Exercise directions: In the material below, find every line with "source" and pull it out.

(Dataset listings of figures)
☆ ☆ ☆ ☆

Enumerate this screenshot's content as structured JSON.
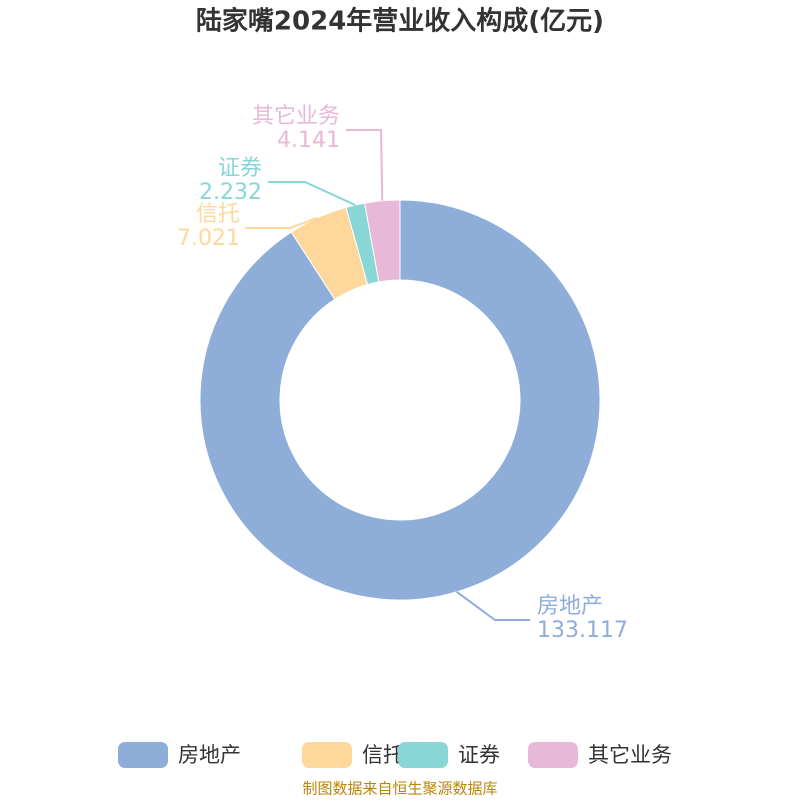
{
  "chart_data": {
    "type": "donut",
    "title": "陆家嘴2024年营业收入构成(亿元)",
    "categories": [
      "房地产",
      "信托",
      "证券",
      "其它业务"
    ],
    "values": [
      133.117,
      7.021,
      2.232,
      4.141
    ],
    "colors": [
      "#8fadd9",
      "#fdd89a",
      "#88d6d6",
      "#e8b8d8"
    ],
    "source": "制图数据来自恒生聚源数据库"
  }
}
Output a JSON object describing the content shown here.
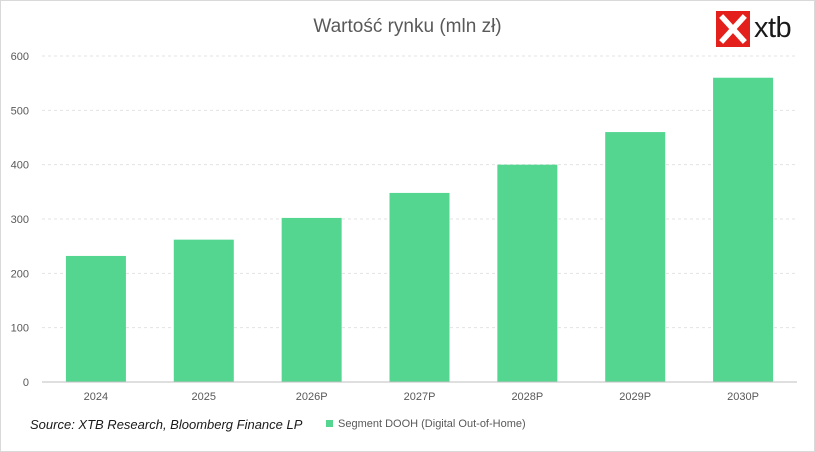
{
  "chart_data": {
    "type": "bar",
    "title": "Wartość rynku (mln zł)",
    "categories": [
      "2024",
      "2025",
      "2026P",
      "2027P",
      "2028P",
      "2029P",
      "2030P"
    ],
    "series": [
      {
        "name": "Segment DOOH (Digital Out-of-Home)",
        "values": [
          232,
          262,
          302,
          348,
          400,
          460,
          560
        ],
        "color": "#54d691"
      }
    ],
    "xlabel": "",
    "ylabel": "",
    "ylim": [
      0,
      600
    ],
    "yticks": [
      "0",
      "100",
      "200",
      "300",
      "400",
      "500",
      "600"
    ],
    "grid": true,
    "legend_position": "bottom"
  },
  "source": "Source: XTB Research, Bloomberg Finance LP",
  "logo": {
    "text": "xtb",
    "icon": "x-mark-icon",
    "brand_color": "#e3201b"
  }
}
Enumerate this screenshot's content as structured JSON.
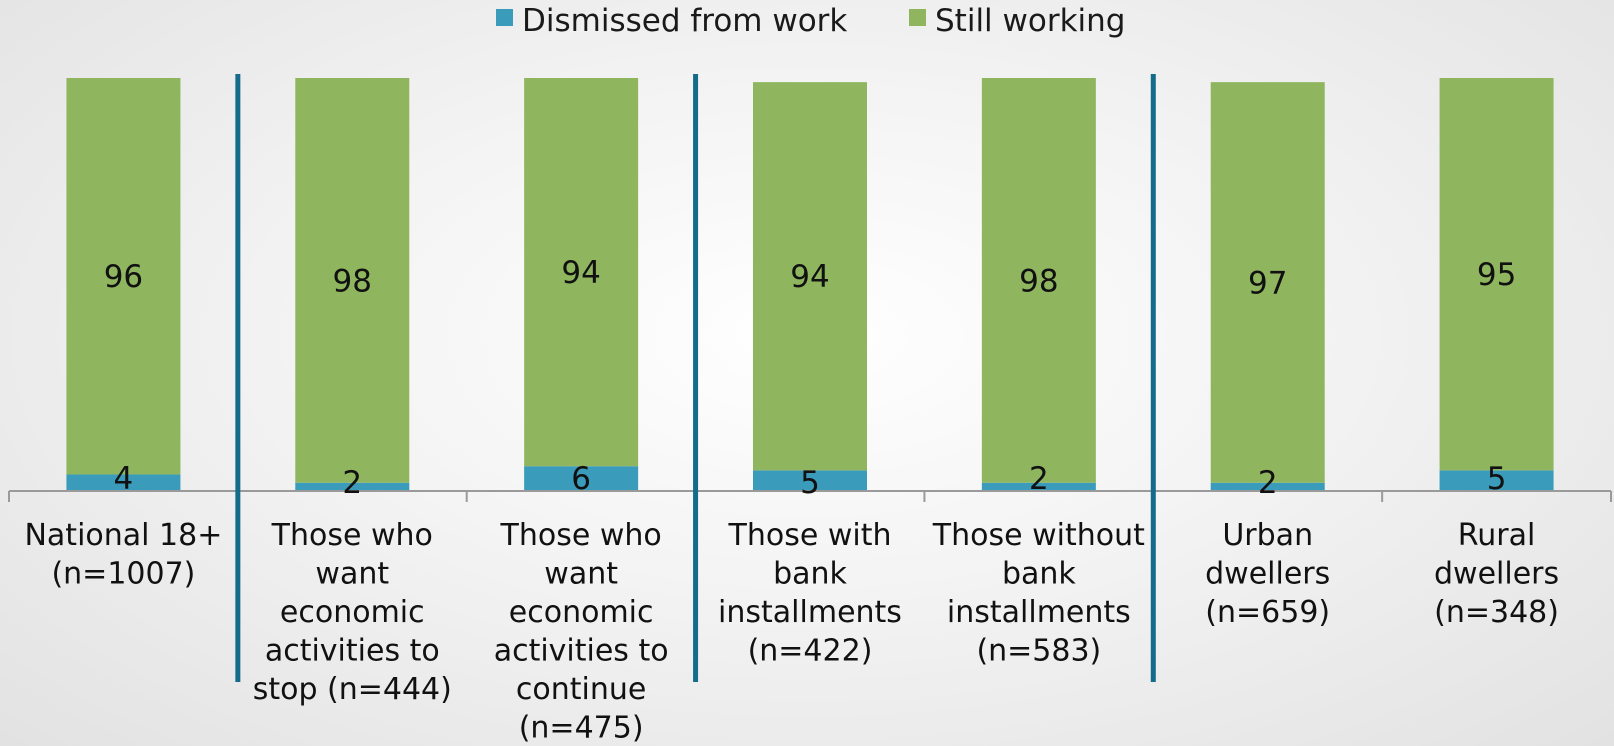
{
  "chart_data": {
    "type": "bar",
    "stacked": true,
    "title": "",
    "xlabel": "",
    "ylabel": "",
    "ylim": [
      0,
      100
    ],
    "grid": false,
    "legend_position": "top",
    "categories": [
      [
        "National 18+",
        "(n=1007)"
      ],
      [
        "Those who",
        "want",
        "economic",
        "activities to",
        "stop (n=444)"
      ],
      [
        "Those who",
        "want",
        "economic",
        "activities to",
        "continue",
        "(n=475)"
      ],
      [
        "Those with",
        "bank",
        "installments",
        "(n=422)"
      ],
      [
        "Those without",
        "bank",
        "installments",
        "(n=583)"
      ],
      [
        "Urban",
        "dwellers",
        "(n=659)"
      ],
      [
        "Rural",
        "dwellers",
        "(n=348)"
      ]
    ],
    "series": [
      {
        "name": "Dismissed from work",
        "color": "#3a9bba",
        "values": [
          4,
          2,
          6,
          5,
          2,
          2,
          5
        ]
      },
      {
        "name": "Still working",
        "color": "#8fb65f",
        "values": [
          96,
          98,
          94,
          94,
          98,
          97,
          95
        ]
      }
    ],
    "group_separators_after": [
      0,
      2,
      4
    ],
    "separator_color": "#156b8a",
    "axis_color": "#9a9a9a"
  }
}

☆ ☆ ☆ ☆

Problem solution:
    "source": "制图数据来自恒生聚源数据库"
  "source": "Source: XTB Research, Bloomberg Finance LP",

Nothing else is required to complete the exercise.